- _Materials provided_:

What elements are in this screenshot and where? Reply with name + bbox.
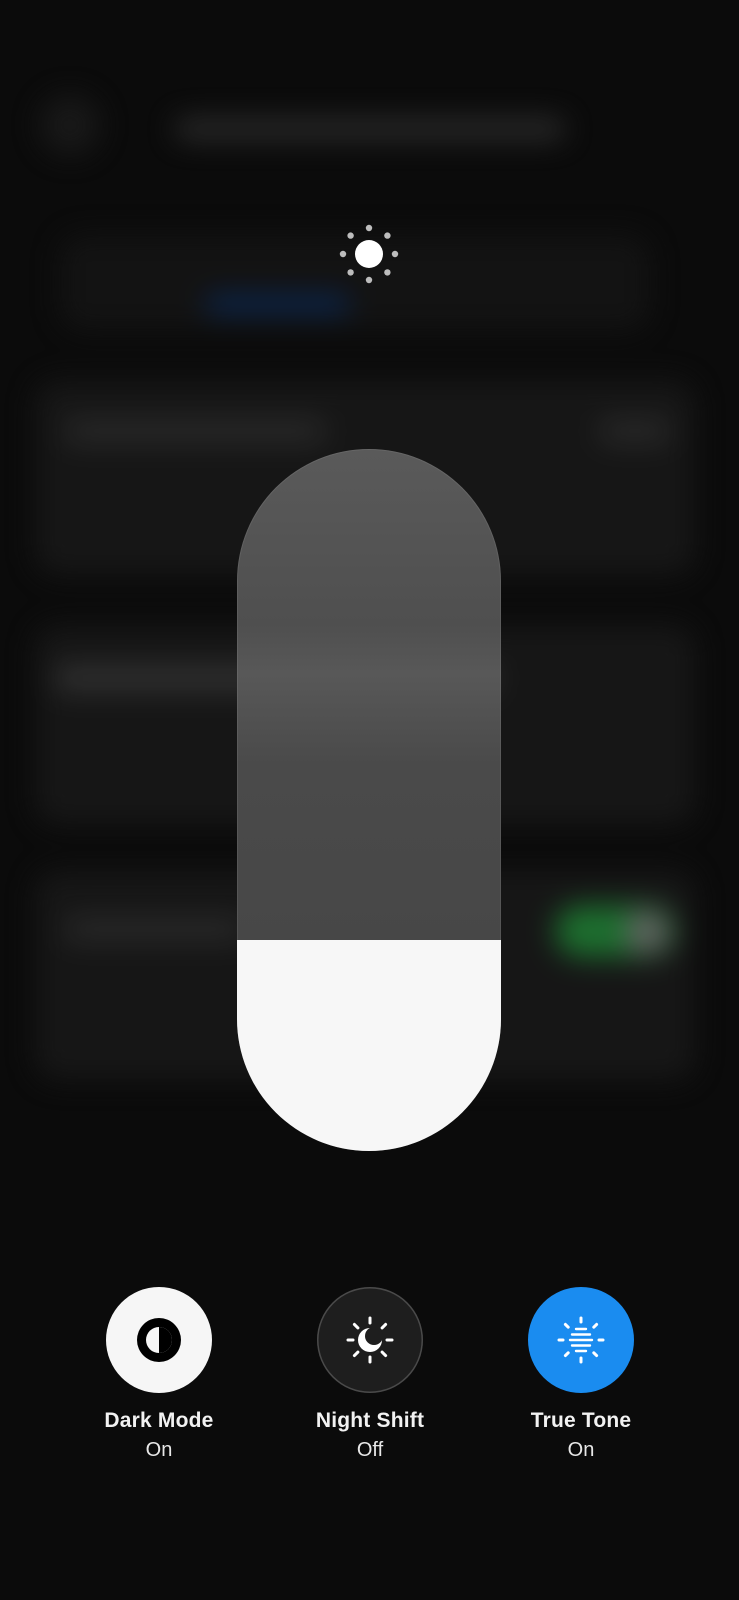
true-tone-button[interactable]	[528, 1287, 634, 1393]
sun-icon	[339, 224, 399, 284]
brightness-slider-fill	[237, 940, 501, 1151]
dark-mode-button[interactable]	[106, 1287, 212, 1393]
brightness-slider[interactable]	[237, 449, 501, 1151]
night-shift-label: Night Shift	[315, 1409, 425, 1432]
display-controls: Dark Mode On Night Shift Off True Tone O…	[0, 1287, 739, 1487]
night-shift-icon	[346, 1316, 394, 1364]
night-shift-control: Night Shift Off	[290, 1287, 450, 1462]
true-tone-state: On	[567, 1439, 595, 1461]
true-tone-icon	[557, 1316, 605, 1364]
dark-mode-control: Dark Mode On	[79, 1287, 239, 1462]
dark-mode-label: Dark Mode	[104, 1409, 214, 1432]
true-tone-label: True Tone	[530, 1409, 632, 1432]
dark-mode-icon	[137, 1318, 181, 1362]
night-shift-state: Off	[356, 1439, 384, 1461]
night-shift-button[interactable]	[317, 1287, 423, 1393]
dark-mode-state: On	[145, 1439, 173, 1461]
true-tone-control: True Tone On	[501, 1287, 661, 1462]
brightness-control-screen: Dark Mode On Night Shift Off True Tone O…	[0, 0, 739, 1600]
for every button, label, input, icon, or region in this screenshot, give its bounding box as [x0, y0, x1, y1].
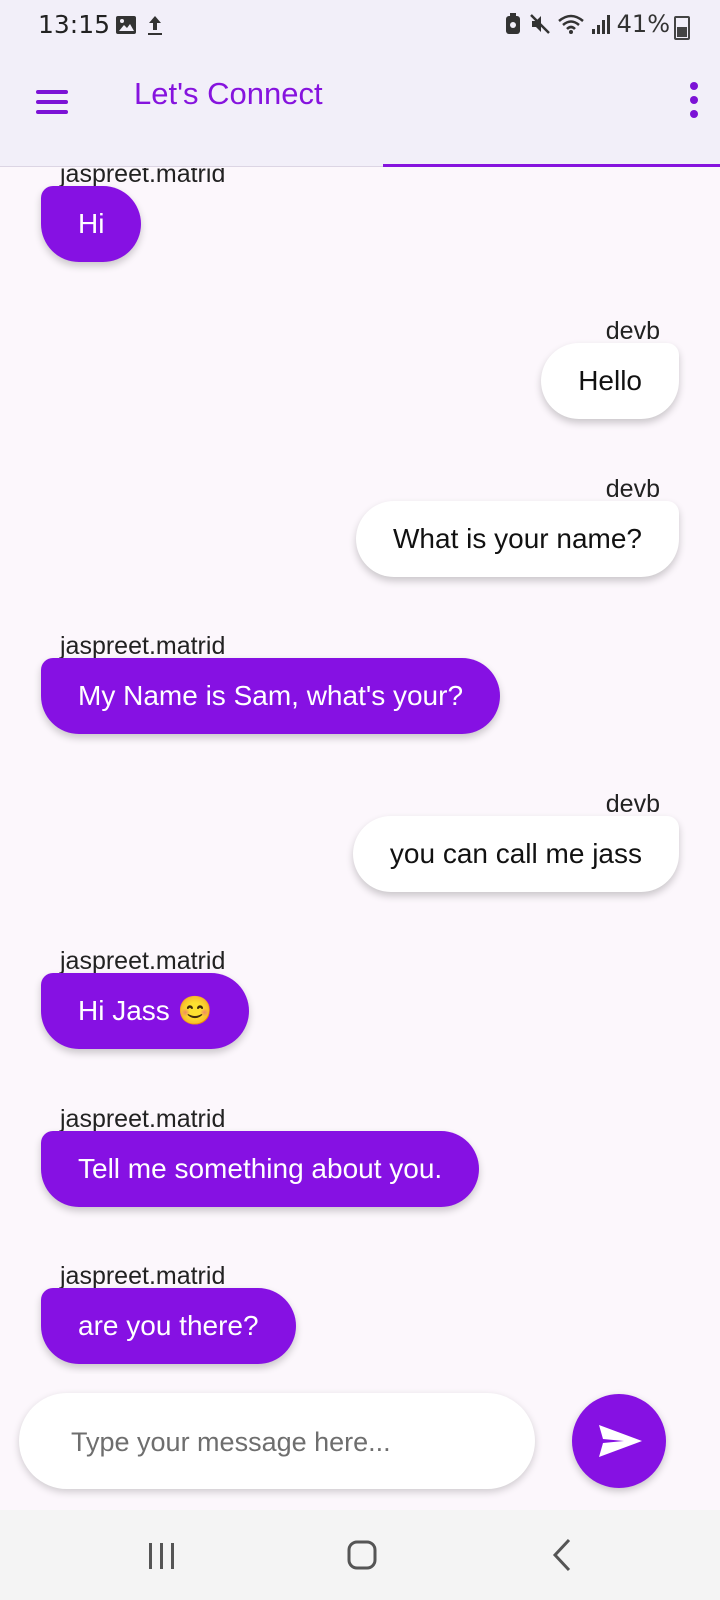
- page-title: Let's Connect: [134, 76, 323, 111]
- message-bubble[interactable]: Hi Jass 😊: [41, 973, 250, 1049]
- sender-name: jaspreet.matrid: [60, 1105, 226, 1133]
- sender-name: jaspreet.matrid: [60, 1262, 226, 1290]
- message-bubble[interactable]: What is your name?: [356, 501, 679, 577]
- sender-name: devb: [605, 317, 660, 345]
- message-bubble[interactable]: Tell me something about you.: [41, 1131, 480, 1207]
- recent-apps-button[interactable]: [132, 1530, 192, 1580]
- hamburger-icon-line: [36, 110, 68, 114]
- sender-name: jaspreet.matrid: [60, 947, 226, 975]
- wifi-icon: [557, 14, 584, 34]
- home-icon: [347, 1540, 377, 1570]
- chat-messages[interactable]: jaspreet.matrid Hi devb Hello devb What …: [0, 168, 720, 1374]
- signal-icon: [591, 15, 610, 34]
- battery-percent: 41%: [616, 10, 670, 38]
- hamburger-icon-line: [36, 100, 68, 104]
- sender-name: devb: [605, 790, 660, 818]
- mute-icon: [529, 14, 550, 34]
- sender-name: jaspreet.matrid: [60, 632, 226, 660]
- battery-icon: [674, 16, 690, 40]
- home-button[interactable]: [332, 1530, 392, 1580]
- status-time: 13:15: [38, 10, 111, 39]
- send-icon: [599, 1425, 642, 1457]
- battery-saver-icon: [505, 13, 520, 34]
- app-bar: Let's Connect: [0, 54, 720, 167]
- system-nav-bar: [0, 1510, 720, 1600]
- more-options-button[interactable]: [682, 78, 706, 122]
- message-bubble[interactable]: Hello: [541, 343, 679, 419]
- message-bubble[interactable]: you can call me jass: [352, 816, 679, 892]
- more-vert-icon: [690, 82, 698, 90]
- message-bubble[interactable]: are you there?: [41, 1288, 296, 1364]
- recent-apps-icon: [149, 1543, 174, 1569]
- message-input[interactable]: [69, 1393, 513, 1491]
- tab-indicator: [383, 164, 720, 167]
- message-bubble[interactable]: My Name is Sam, what's your?: [41, 658, 501, 734]
- menu-button[interactable]: [30, 80, 74, 124]
- status-bar: 13:15 41%: [0, 0, 720, 54]
- hamburger-icon: [36, 90, 68, 94]
- image-icon: [116, 16, 136, 34]
- sender-name: devb: [605, 475, 660, 503]
- message-composer: [19, 1393, 535, 1491]
- back-button[interactable]: [533, 1530, 593, 1580]
- message-bubble[interactable]: Hi: [41, 186, 142, 262]
- back-icon: [552, 1538, 571, 1572]
- status-indicators: 41%: [503, 10, 670, 38]
- send-button[interactable]: [572, 1394, 666, 1488]
- more-vert-icon-dot: [690, 96, 698, 104]
- upload-icon: [148, 16, 162, 35]
- more-vert-icon-dot: [690, 110, 698, 118]
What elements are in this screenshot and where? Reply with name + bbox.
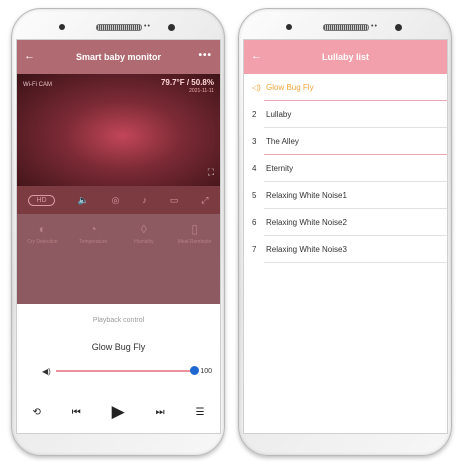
volume-icon: ◀) [42,366,51,376]
camera-logo: Wi-Fi CAM [23,82,52,88]
list-item[interactable]: 2 Lullaby [244,101,447,128]
list-item[interactable]: 3 The Alley [244,128,447,155]
phone-frame-right: •• ← Lullaby list ◁) Glow Bug Fly 2 Lull… [238,8,452,456]
feature-meal-reminder[interactable]: ▯ Meal Reminder [169,214,220,304]
playback-control-sheet: Playback control Glow Bug Fly ◀) 100 ⟲ ⏮… [17,310,220,433]
proximity-sensor-icon [168,24,175,31]
list-item[interactable]: 7 Relaxing White Noise3 [244,236,447,263]
water-drop-icon: ◊ [140,222,147,236]
repeat-icon[interactable]: ⟲ [32,407,40,418]
record-video-icon[interactable]: ▭ [170,195,179,206]
page-title: Smart baby monitor [75,52,161,62]
volume-value: 100 [200,367,212,375]
phone-frame-left: •• ← Smart baby monitor ••• Wi-Fi CAM 79… [11,8,225,456]
expand-icon[interactable]: ⤢ [201,195,208,206]
feature-temperature[interactable]: ◔ Temperature [68,214,119,304]
hd-toggle-button[interactable]: HD [28,194,55,206]
list-item[interactable]: 4 Eternity [244,155,447,182]
play-icon[interactable]: ▶ [112,402,125,422]
list-item[interactable]: 6 Relaxing White Noise2 [244,209,447,236]
monitor-screen: ← Smart baby monitor ••• Wi-Fi CAM 79.7°… [16,39,221,434]
playlist-icon[interactable]: ☰ [196,407,205,418]
playback-buttons: ⟲ ⏮ ▶ ⏭ ☰ [17,402,220,422]
playback-title: Playback control [92,317,145,324]
back-arrow-icon[interactable]: ← [251,50,262,62]
now-playing-speaker-icon: ◁) [252,83,261,92]
more-options-icon[interactable]: ••• [198,50,212,61]
feature-grid: ◐ Cry Detection ◔ Temperature ◊ Humidity… [17,214,220,304]
feature-cry-detection[interactable]: ◐ Cry Detection [17,214,68,304]
cry-detection-icon: ◐ [38,222,46,236]
list-item[interactable]: ◁) Glow Bug Fly [244,74,447,101]
speaker-mute-icon[interactable]: 🔈 [78,195,89,206]
list-item[interactable]: 5 Relaxing White Noise1 [244,182,447,209]
front-camera-icon [59,24,65,30]
bottle-icon: ▯ [191,222,198,236]
sensor-dots: •• [371,23,378,30]
title-bar: ← Lullaby list [244,40,447,74]
speaker-grille [96,24,142,31]
microphone-icon[interactable]: ♪ [142,195,147,205]
speaker-grille [323,24,369,31]
sensor-dots: •• [144,23,151,30]
next-track-icon[interactable]: ⏭ [156,407,165,418]
previous-track-icon[interactable]: ⏮ [72,407,81,418]
camera-control-bar: HD 🔈 ◎ ♪ ▭ ⤢ [17,186,220,214]
proximity-sensor-icon [395,24,402,31]
front-camera-icon [286,24,292,30]
snapshot-camera-icon[interactable]: ◎ [112,195,120,206]
page-title: Lullaby list [321,52,369,62]
back-arrow-icon[interactable]: ← [24,50,35,62]
current-song: Glow Bug Fly [91,342,146,352]
volume-slider[interactable] [56,366,200,375]
volume-control: ◀) 100 [42,365,212,377]
camera-timestamp: 2021-11-11 [189,88,214,94]
feature-humidity[interactable]: ◊ Humidity [119,214,170,304]
song-list: ◁) Glow Bug Fly 2 Lullaby 3 The Alley 4 … [244,74,447,263]
fullscreen-icon[interactable]: ⛶ [208,167,214,178]
lullaby-screen: ← Lullaby list ◁) Glow Bug Fly 2 Lullaby… [243,39,448,434]
temperature-readout: 79.7°F / 50.8% [160,78,214,87]
volume-slider-knob[interactable] [190,366,200,375]
volume-slider-fill [56,370,195,372]
thermometer-icon: ◔ [89,222,97,236]
camera-view[interactable]: Wi-Fi CAM 79.7°F / 50.8% 2021-11-11 ⛶ [17,74,220,186]
title-bar: ← Smart baby monitor ••• [17,40,220,74]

- _Objective_: Rename every "sender-name" to "author-name" in the rows from the line that contains "- page-title: Let's" through the line that contains "- send-button[interactable]: [572, 1394, 666, 1488]", and reproduce only those lines with everything else unchanged.

- _Exercise solution_:
- page-title: Let's Connect: [134, 76, 323, 111]
- message-bubble[interactable]: Hi Jass 😊: [41, 973, 250, 1049]
- author-name: jaspreet.matrid: [60, 1105, 226, 1133]
- author-name: jaspreet.matrid: [60, 1262, 226, 1290]
- message-bubble[interactable]: What is your name?: [356, 501, 679, 577]
- author-name: devb: [605, 317, 660, 345]
- message-bubble[interactable]: Tell me something about you.: [41, 1131, 480, 1207]
- recent-apps-button[interactable]: [132, 1530, 192, 1580]
- hamburger-icon-line: [36, 110, 68, 114]
- author-name: jaspreet.matrid: [60, 947, 226, 975]
- wifi-icon: [557, 14, 584, 34]
- home-icon: [347, 1540, 377, 1570]
- chat-messages[interactable]: jaspreet.matrid Hi devb Hello devb What …: [0, 168, 720, 1374]
- signal-icon: [591, 15, 610, 34]
- battery-percent: 41%: [616, 10, 670, 38]
- hamburger-icon-line: [36, 100, 68, 104]
- author-name: devb: [605, 790, 660, 818]
- mute-icon: [529, 14, 550, 34]
- author-name: jaspreet.matrid: [60, 632, 226, 660]
- battery-icon: [674, 16, 690, 40]
- home-button[interactable]: [332, 1530, 392, 1580]
- status-time: 13:15: [38, 10, 111, 39]
- send-icon: [599, 1425, 642, 1457]
- battery-saver-icon: [505, 13, 520, 34]
- app-bar: Let's Connect: [0, 54, 720, 167]
- system-nav-bar: [0, 1510, 720, 1600]
- more-options-button[interactable]: [682, 78, 706, 122]
- message-bubble[interactable]: Hello: [541, 343, 679, 419]
- message-bubble[interactable]: you can call me jass: [352, 816, 679, 892]
- more-vert-icon: [690, 82, 698, 90]
- message-bubble[interactable]: are you there?: [41, 1288, 296, 1364]
- recent-apps-icon: [149, 1543, 174, 1569]
- message-input[interactable]: [69, 1393, 513, 1491]
- tab-indicator: [383, 164, 720, 167]
- message-bubble[interactable]: My Name is Sam, what's your?: [41, 658, 501, 734]
- menu-button[interactable]: [30, 80, 74, 124]
- status-bar: 13:15 41%: [0, 0, 720, 54]
- hamburger-icon: [36, 90, 68, 94]
- image-icon: [116, 16, 136, 34]
- author-name: devb: [605, 475, 660, 503]
- message-composer: [19, 1393, 535, 1491]
- back-button[interactable]: [533, 1530, 593, 1580]
- message-bubble[interactable]: Hi: [41, 186, 142, 262]
- back-icon: [552, 1538, 571, 1572]
- status-indicators: 41%: [503, 10, 670, 38]
- send-button[interactable]: [572, 1394, 666, 1488]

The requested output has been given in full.